WHAT YOU ARE ASKED TO DO
Below are entries. Pull out all lines containing "实例连接".

Extracted data entries:

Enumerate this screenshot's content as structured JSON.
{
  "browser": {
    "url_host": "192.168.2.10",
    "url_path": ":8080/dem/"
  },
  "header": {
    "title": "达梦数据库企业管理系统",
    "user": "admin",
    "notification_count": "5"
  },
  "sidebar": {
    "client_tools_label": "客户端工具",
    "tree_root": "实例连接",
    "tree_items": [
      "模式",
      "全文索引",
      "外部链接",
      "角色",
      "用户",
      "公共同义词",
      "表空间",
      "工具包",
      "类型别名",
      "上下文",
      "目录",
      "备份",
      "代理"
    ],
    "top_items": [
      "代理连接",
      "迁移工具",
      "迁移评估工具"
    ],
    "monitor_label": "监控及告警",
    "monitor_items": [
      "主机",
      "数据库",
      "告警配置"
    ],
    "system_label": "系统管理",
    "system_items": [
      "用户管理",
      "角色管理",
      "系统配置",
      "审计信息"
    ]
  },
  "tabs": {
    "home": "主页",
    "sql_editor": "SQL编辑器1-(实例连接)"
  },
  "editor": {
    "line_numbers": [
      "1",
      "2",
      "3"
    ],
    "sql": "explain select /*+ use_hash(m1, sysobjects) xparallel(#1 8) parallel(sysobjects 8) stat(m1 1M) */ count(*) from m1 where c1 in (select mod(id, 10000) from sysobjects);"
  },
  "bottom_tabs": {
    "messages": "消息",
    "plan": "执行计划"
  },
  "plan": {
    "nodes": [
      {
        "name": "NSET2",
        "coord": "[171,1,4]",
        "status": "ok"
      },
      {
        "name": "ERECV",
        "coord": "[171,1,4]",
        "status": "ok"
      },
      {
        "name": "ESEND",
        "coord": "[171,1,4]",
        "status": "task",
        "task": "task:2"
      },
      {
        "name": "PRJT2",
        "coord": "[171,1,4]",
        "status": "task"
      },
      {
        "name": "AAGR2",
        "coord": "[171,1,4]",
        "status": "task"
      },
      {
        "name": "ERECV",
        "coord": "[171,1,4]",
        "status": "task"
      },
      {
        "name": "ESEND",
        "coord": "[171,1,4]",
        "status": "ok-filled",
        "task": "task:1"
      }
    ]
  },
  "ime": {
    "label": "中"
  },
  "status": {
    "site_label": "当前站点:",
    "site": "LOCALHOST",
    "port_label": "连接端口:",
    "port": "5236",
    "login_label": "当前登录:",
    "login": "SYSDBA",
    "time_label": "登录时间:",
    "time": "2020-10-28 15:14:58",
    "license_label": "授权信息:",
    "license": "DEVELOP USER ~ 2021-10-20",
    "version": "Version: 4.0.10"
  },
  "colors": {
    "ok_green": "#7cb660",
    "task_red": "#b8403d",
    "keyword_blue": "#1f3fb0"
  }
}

RESPONSE
    "tree_root": "实例连接",
    "sql_editor": "SQL编辑器1-(实例连接)"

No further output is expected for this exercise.